-- Start of Exercise inputs --
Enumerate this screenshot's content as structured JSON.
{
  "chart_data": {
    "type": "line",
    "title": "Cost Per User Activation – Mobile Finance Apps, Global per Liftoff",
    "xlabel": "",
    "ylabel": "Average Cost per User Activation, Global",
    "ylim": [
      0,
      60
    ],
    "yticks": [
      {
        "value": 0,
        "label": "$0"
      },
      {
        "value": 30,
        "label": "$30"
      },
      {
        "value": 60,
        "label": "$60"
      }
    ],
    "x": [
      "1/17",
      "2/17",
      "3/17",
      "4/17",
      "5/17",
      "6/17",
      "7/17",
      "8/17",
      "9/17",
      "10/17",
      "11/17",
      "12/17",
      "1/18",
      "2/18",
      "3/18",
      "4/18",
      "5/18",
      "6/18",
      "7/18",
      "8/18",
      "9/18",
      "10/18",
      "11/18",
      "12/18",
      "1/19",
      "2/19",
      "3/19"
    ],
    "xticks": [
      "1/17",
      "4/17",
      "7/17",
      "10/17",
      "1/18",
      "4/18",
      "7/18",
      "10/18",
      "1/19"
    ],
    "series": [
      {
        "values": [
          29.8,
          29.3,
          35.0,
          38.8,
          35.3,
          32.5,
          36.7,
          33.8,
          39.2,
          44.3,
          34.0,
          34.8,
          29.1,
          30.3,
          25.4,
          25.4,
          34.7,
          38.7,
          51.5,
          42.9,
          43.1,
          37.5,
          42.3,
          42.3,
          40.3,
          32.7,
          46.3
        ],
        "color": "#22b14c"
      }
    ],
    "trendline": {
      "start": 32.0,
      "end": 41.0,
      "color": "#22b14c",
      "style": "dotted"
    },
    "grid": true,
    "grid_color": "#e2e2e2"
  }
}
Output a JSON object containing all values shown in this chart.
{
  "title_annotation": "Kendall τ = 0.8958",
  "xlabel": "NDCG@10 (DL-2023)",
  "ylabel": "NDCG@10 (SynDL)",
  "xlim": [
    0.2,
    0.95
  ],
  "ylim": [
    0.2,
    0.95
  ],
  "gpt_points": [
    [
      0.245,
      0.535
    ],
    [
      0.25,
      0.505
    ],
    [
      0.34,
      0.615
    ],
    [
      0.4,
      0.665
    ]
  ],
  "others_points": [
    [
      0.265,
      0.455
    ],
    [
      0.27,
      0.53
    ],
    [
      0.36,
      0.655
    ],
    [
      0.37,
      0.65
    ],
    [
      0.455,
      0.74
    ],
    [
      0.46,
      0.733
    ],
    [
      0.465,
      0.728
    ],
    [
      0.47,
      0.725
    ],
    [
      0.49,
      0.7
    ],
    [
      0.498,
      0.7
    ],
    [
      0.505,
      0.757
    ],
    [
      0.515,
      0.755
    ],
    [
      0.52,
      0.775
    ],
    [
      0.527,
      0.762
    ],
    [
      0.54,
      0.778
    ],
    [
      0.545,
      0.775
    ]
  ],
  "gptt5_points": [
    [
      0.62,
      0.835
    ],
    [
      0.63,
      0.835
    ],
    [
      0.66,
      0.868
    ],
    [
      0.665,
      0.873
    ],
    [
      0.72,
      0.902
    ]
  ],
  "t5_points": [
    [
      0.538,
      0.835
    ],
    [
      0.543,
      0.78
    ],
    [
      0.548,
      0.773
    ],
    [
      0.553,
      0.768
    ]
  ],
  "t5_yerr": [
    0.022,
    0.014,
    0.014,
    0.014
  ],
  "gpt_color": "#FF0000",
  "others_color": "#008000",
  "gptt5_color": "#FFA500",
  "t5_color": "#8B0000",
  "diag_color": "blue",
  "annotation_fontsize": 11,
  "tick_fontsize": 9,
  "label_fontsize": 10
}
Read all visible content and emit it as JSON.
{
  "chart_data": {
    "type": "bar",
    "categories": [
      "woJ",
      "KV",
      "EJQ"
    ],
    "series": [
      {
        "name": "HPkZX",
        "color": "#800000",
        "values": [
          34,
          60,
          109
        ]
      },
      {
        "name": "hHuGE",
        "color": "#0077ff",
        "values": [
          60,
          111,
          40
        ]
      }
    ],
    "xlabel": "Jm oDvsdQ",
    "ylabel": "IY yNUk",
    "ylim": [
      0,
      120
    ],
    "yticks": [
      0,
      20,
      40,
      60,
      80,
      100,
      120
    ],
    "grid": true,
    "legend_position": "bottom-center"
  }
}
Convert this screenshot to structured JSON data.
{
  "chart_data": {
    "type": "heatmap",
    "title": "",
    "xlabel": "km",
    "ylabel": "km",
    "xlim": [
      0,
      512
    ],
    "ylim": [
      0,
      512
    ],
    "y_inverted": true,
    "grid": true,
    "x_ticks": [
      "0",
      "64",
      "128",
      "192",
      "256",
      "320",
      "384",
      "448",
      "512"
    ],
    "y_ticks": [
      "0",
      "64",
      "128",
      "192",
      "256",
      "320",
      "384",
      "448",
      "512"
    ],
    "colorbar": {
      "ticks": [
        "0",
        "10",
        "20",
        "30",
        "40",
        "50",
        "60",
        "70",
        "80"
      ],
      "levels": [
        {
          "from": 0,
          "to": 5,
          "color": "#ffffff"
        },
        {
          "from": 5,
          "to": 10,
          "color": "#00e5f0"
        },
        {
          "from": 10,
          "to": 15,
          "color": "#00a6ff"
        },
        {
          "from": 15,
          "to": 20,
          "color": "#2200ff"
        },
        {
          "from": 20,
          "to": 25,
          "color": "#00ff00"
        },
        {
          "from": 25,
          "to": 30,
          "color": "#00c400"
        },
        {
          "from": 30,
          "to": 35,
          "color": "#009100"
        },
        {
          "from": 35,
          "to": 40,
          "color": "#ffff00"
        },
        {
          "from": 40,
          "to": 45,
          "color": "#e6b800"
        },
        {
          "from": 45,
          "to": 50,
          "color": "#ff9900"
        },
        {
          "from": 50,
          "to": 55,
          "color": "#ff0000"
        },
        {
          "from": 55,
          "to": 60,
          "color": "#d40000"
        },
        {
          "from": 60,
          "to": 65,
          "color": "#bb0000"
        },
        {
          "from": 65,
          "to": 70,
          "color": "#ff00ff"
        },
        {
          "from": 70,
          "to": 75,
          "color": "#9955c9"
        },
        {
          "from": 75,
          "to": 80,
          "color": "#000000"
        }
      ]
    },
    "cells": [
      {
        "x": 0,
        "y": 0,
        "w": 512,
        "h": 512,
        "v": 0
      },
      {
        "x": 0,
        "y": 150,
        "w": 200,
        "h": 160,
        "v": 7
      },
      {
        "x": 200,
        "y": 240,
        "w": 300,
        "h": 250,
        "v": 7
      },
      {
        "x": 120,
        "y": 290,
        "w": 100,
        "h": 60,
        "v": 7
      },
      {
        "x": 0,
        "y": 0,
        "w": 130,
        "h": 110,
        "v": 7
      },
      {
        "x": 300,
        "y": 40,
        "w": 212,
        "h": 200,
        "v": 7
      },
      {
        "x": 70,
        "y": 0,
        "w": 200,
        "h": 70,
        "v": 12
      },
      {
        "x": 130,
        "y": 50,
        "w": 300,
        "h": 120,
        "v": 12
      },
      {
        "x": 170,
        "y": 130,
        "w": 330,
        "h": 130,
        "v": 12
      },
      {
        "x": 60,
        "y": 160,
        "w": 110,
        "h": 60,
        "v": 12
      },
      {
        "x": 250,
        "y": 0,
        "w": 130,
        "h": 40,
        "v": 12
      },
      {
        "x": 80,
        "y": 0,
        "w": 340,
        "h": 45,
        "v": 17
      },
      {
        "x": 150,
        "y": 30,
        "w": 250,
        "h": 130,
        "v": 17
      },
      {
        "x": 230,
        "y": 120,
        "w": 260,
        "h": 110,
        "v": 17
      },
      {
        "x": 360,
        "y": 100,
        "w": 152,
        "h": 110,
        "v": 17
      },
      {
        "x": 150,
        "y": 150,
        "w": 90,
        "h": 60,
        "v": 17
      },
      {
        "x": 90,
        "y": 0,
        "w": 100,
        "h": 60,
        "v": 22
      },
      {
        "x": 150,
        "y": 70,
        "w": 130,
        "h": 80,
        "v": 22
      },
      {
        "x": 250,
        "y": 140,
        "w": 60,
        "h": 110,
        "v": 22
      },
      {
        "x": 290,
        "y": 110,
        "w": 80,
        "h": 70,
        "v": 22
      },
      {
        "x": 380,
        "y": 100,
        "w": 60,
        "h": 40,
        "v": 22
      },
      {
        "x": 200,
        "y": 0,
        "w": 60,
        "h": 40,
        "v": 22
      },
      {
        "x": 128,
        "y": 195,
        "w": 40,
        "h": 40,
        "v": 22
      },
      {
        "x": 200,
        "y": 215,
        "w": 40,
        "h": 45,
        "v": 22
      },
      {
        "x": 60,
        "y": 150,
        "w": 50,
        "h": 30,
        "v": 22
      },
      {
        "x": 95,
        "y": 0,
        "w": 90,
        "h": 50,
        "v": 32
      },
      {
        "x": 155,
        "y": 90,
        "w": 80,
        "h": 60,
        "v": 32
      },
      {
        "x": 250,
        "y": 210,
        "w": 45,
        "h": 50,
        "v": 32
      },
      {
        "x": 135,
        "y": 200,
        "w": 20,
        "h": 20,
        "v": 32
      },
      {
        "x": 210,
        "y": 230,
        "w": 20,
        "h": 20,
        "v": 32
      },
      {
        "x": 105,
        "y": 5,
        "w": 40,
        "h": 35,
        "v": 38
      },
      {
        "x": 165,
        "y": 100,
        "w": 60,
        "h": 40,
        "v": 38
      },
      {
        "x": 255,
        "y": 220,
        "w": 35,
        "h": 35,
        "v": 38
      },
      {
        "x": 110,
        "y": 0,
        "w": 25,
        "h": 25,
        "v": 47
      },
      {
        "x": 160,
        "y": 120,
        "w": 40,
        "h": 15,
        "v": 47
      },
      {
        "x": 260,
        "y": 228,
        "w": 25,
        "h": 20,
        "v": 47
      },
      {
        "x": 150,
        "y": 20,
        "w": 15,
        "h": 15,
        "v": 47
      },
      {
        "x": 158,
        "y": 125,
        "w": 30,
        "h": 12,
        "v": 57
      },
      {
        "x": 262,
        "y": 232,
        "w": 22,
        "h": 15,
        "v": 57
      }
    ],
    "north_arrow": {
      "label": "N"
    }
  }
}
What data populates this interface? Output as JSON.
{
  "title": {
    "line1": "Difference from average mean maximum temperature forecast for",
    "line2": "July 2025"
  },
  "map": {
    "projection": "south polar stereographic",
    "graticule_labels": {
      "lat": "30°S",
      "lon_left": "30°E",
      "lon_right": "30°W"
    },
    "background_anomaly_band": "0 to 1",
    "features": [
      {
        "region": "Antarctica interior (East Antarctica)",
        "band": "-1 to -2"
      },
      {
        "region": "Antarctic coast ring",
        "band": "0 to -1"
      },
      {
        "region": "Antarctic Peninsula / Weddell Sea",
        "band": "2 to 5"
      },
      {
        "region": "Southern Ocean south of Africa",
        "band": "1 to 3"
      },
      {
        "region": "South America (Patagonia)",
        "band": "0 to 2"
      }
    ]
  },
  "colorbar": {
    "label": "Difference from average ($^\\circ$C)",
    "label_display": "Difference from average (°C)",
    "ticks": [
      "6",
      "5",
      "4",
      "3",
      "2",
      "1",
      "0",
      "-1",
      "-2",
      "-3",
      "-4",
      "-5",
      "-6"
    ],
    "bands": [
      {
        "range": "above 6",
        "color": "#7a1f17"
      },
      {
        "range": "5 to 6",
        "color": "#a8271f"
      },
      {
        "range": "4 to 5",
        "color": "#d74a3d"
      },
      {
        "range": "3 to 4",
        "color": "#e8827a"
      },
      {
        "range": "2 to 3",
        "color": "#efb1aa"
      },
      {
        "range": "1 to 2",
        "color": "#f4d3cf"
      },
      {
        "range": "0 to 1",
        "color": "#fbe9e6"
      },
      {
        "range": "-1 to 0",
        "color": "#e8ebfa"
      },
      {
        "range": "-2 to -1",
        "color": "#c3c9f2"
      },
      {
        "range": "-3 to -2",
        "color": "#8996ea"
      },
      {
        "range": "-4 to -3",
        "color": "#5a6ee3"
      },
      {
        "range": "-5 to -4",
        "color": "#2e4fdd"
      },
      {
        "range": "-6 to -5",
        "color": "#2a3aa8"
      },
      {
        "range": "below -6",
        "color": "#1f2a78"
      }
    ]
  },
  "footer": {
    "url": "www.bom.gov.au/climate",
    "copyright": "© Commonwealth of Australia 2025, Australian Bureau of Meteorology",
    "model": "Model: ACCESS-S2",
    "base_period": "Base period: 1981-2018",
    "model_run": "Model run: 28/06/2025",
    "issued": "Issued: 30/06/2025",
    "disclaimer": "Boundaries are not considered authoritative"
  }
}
-- End of Exercise inputs --
#### Exercise goal
Tally up the lines of the listing containing the word "xlabel". Give only the total.

#### Solution to this problem
4